Set task >>
Repeat the material in full. Keep every line exactly as it is.

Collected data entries
* * * * * * *

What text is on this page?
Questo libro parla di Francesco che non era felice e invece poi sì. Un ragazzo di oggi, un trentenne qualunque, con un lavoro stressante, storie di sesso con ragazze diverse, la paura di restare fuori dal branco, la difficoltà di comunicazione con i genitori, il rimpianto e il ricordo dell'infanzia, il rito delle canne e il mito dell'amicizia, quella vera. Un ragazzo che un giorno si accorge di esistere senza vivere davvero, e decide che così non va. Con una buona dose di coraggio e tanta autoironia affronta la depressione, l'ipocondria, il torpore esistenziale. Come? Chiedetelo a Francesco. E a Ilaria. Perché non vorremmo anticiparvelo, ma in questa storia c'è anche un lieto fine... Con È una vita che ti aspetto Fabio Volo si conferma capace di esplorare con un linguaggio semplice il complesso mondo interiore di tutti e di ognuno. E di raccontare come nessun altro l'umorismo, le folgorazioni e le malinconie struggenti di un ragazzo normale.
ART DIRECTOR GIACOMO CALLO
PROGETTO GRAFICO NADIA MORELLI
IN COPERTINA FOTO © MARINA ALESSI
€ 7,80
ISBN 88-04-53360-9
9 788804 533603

* * * * * * *

Task output >>
What text is on this page?
Questo libro parla di Francesco che non era felice e invece poi sì. Un ragazzo di oggi, un trentenne qualunque, con un lavoro stressante, storie di sesso con ragazze diverse, la paura di restare fuori dal branco, la difficoltà di comunicazione con i genitori, il rimpianto e il ricordo dell'infanzia, il rito delle canne e il mito dell'amicizia, quella vera. Un ragazzo che un giorno si accorge di esistere senza vivere davvero, e decide che così non va. Con una buona dose di coraggio e tanta autoironia affronta la depressione, l'ipocondria, il torpore esistenziale. Come? Chiedetelo a Francesco. E a Ilaria. Perché non vorremmo anticiparvelo, ma in questa storia c'è anche un lieto fine... Con È una vita che ti aspetto Fabio Volo si conferma capace di esplorare con un linguaggio semplice il complesso mondo interiore di tutti e di ognuno. E di raccontare come nessun altro l'umorismo, le folgorazioni e le malinconie struggenti di un ragazzo normale.
ART DIRECTOR GIACOMO CALLO
PROGETTO GRAFICO NADIA MORELLI
IN COPERTINA FOTO © MARINA ALESSI
€ 7,80
ISBN 88-04-53360-9
9 788804 533603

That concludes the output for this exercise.